• **Records to process**
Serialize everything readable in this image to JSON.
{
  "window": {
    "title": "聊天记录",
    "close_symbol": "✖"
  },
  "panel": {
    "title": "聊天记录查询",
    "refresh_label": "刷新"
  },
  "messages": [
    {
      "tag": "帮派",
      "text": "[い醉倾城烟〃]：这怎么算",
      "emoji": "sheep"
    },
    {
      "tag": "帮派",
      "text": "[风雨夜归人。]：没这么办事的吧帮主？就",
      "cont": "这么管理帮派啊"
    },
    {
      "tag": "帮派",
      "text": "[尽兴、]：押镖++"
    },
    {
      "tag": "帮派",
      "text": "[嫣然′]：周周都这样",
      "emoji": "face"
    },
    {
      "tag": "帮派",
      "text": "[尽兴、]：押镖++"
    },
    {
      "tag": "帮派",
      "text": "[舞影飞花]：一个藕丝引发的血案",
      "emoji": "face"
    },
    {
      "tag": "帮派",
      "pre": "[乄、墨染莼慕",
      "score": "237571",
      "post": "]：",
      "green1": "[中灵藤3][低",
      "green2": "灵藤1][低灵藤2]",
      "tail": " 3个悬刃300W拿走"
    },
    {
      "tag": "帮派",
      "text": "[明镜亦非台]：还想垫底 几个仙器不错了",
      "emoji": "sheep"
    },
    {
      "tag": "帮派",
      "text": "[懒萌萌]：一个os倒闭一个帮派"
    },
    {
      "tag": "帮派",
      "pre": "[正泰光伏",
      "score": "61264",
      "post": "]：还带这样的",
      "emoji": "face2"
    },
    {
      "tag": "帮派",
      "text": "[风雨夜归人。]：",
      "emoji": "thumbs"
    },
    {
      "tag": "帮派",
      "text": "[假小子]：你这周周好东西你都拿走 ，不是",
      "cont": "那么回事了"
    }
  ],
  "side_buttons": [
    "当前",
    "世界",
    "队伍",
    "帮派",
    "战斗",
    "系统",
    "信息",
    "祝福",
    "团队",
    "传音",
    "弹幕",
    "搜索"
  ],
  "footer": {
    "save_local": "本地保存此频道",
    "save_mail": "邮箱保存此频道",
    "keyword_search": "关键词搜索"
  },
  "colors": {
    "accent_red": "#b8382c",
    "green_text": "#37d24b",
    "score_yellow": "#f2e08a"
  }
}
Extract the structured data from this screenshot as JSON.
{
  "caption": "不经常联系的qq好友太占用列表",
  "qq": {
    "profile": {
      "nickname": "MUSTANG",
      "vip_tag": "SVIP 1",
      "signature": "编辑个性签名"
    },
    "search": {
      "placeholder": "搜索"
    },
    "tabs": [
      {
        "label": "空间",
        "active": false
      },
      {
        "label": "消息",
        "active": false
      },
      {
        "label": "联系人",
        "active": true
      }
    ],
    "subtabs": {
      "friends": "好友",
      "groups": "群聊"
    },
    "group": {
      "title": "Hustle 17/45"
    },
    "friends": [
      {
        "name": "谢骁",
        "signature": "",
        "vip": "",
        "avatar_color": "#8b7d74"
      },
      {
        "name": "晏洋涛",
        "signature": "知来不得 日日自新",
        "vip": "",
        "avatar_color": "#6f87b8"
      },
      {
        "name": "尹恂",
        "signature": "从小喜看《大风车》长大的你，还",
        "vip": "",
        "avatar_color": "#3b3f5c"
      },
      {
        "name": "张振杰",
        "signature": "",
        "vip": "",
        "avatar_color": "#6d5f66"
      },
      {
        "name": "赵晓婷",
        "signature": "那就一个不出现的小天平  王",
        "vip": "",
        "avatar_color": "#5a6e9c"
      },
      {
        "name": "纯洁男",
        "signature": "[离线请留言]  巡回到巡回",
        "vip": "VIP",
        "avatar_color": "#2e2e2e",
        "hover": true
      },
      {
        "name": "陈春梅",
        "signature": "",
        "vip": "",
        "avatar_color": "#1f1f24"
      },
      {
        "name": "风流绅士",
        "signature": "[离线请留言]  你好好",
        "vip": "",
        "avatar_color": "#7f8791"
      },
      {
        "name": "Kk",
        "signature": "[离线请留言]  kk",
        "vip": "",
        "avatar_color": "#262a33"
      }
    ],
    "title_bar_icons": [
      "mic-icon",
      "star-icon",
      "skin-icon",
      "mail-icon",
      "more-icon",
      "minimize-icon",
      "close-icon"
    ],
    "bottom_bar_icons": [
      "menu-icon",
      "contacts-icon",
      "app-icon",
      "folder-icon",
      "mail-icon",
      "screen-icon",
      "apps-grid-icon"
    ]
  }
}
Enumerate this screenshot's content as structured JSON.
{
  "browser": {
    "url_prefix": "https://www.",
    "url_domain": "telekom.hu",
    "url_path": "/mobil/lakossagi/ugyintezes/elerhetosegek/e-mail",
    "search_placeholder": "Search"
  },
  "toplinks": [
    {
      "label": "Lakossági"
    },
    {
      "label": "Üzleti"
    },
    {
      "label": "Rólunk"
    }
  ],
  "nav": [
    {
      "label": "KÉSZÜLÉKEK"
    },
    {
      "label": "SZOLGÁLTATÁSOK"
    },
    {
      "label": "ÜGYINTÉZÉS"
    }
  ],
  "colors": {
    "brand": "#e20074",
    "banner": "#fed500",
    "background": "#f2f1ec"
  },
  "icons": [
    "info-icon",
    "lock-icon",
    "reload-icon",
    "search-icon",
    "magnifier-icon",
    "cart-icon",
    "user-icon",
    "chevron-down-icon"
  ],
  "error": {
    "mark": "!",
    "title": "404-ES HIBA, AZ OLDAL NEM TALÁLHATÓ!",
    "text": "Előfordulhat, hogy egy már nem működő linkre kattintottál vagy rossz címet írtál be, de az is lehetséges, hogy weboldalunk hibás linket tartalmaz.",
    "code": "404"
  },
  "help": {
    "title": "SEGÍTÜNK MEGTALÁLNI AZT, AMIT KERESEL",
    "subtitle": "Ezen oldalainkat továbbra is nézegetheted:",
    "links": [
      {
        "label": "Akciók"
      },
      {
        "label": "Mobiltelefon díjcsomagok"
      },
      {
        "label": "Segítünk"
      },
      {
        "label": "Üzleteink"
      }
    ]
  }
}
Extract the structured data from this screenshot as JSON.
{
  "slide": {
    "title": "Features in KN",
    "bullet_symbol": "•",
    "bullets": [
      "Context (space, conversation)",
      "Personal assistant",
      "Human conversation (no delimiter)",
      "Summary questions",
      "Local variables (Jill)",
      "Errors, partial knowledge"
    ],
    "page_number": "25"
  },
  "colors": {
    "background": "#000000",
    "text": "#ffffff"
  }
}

• **Problem**
Extract, word for word, each line of the listing above.

• **Problem solution**
Serialize everything readable in this image to JSON.
{
  "window": {
    "title": "聊天记录",
    "close_symbol": "✖"
  },
  "panel": {
    "title": "聊天记录查询",
    "refresh_label": "刷新"
  },
  "messages": [
    {
      "tag": "帮派",
      "text": "[い醉倾城烟〃]：这怎么算",
      "emoji": "sheep"
    },
    {
      "tag": "帮派",
      "text": "[风雨夜归人。]：没这么办事的吧帮主？就",
      "cont": "这么管理帮派啊"
    },
    {
      "tag": "帮派",
      "text": "[尽兴、]：押镖++"
    },
    {
      "tag": "帮派",
      "text": "[嫣然′]：周周都这样",
      "emoji": "face"
    },
    {
      "tag": "帮派",
      "text": "[尽兴、]：押镖++"
    },
    {
      "tag": "帮派",
      "text": "[舞影飞花]：一个藕丝引发的血案",
      "emoji": "face"
    },
    {
      "tag": "帮派",
      "pre": "[乄、墨染莼慕",
      "score": "237571",
      "post": "]：",
      "green1": "[中灵藤3][低",
      "green2": "灵藤1][低灵藤2]",
      "tail": " 3个悬刃300W拿走"
    },
    {
      "tag": "帮派",
      "text": "[明镜亦非台]：还想垫底 几个仙器不错了",
      "emoji": "sheep"
    },
    {
      "tag": "帮派",
      "text": "[懒萌萌]：一个os倒闭一个帮派"
    },
    {
      "tag": "帮派",
      "pre": "[正泰光伏",
      "score": "61264",
      "post": "]：还带这样的",
      "emoji": "face2"
    },
    {
      "tag": "帮派",
      "text": "[风雨夜归人。]：",
      "emoji": "thumbs"
    },
    {
      "tag": "帮派",
      "text": "[假小子]：你这周周好东西你都拿走 ，不是",
      "cont": "那么回事了"
    }
  ],
  "side_buttons": [
    "当前",
    "世界",
    "队伍",
    "帮派",
    "战斗",
    "系统",
    "信息",
    "祝福",
    "团队",
    "传音",
    "弹幕",
    "搜索"
  ],
  "footer": {
    "save_local": "本地保存此频道",
    "save_mail": "邮箱保存此频道",
    "keyword_search": "关键词搜索"
  },
  "colors": {
    "accent_red": "#b8382c",
    "green_text": "#37d24b",
    "score_yellow": "#f2e08a"
  }
}
Extract the structured data from this screenshot as JSON.
{
  "caption": "不经常联系的qq好友太占用列表",
  "qq": {
    "profile": {
      "nickname": "MUSTANG",
      "vip_tag": "SVIP 1",
      "signature": "编辑个性签名"
    },
    "search": {
      "placeholder": "搜索"
    },
    "tabs": [
      {
        "label": "空间",
        "active": false
      },
      {
        "label": "消息",
        "active": false
      },
      {
        "label": "联系人",
        "active": true
      }
    ],
    "subtabs": {
      "friends": "好友",
      "groups": "群聊"
    },
    "group": {
      "title": "Hustle 17/45"
    },
    "friends": [
      {
        "name": "谢骁",
        "signature": "",
        "vip": "",
        "avatar_color": "#8b7d74"
      },
      {
        "name": "晏洋涛",
        "signature": "知来不得 日日自新",
        "vip": "",
        "avatar_color": "#6f87b8"
      },
      {
        "name": "尹恂",
        "signature": "从小喜看《大风车》长大的你，还",
        "vip": "",
        "avatar_color": "#3b3f5c"
      },
      {
        "name": "张振杰",
        "signature": "",
        "vip": "",
        "avatar_color": "#6d5f66"
      },
      {
        "name": "赵晓婷",
        "signature": "那就一个不出现的小天平  王",
        "vip": "",
        "avatar_color": "#5a6e9c"
      },
      {
        "name": "纯洁男",
        "signature": "[离线请留言]  巡回到巡回",
        "vip": "VIP",
        "avatar_color": "#2e2e2e",
        "hover": true
      },
      {
        "name": "陈春梅",
        "signature": "",
        "vip": "",
        "avatar_color": "#1f1f24"
      },
      {
        "name": "风流绅士",
        "signature": "[离线请留言]  你好好",
        "vip": "",
        "avatar_color": "#7f8791"
      },
      {
        "name": "Kk",
        "signature": "[离线请留言]  kk",
        "vip": "",
        "avatar_color": "#262a33"
      }
    ],
    "title_bar_icons": [
      "mic-icon",
      "star-icon",
      "skin-icon",
      "mail-icon",
      "more-icon",
      "minimize-icon",
      "close-icon"
    ],
    "bottom_bar_icons": [
      "menu-icon",
      "contacts-icon",
      "app-icon",
      "folder-icon",
      "mail-icon",
      "screen-icon",
      "apps-grid-icon"
    ]
  }
}
Enumerate this screenshot's content as structured JSON.
{
  "browser": {
    "url_prefix": "https://www.",
    "url_domain": "telekom.hu",
    "url_path": "/mobil/lakossagi/ugyintezes/elerhetosegek/e-mail",
    "search_placeholder": "Search"
  },
  "toplinks": [
    {
      "label": "Lakossági"
    },
    {
      "label": "Üzleti"
    },
    {
      "label": "Rólunk"
    }
  ],
  "nav": [
    {
      "label": "KÉSZÜLÉKEK"
    },
    {
      "label": "SZOLGÁLTATÁSOK"
    },
    {
      "label": "ÜGYINTÉZÉS"
    }
  ],
  "colors": {
    "brand": "#e20074",
    "banner": "#fed500",
    "background": "#f2f1ec"
  },
  "icons": [
    "info-icon",
    "lock-icon",
    "reload-icon",
    "search-icon",
    "magnifier-icon",
    "cart-icon",
    "user-icon",
    "chevron-down-icon"
  ],
  "error": {
    "mark": "!",
    "title": "404-ES HIBA, AZ OLDAL NEM TALÁLHATÓ!",
    "text": "Előfordulhat, hogy egy már nem működő linkre kattintottál vagy rossz címet írtál be, de az is lehetséges, hogy weboldalunk hibás linket tartalmaz.",
    "code": "404"
  },
  "help": {
    "title": "SEGÍTÜNK MEGTALÁLNI AZT, AMIT KERESEL",
    "subtitle": "Ezen oldalainkat továbbra is nézegetheted:",
    "links": [
      {
        "label": "Akciók"
      },
      {
        "label": "Mobiltelefon díjcsomagok"
      },
      {
        "label": "Segítünk"
      },
      {
        "label": "Üzleteink"
      }
    ]
  }
}
Extract the structured data from this screenshot as JSON.
{
  "slide": {
    "title": "Features in KN",
    "bullet_symbol": "•",
    "bullets": [
      "Context (space, conversation)",
      "Personal assistant",
      "Human conversation (no delimiter)",
      "Summary questions",
      "Local variables (Jill)",
      "Errors, partial knowledge"
    ],
    "page_number": "25"
  },
  "colors": {
    "background": "#000000",
    "text": "#ffffff"
  }
}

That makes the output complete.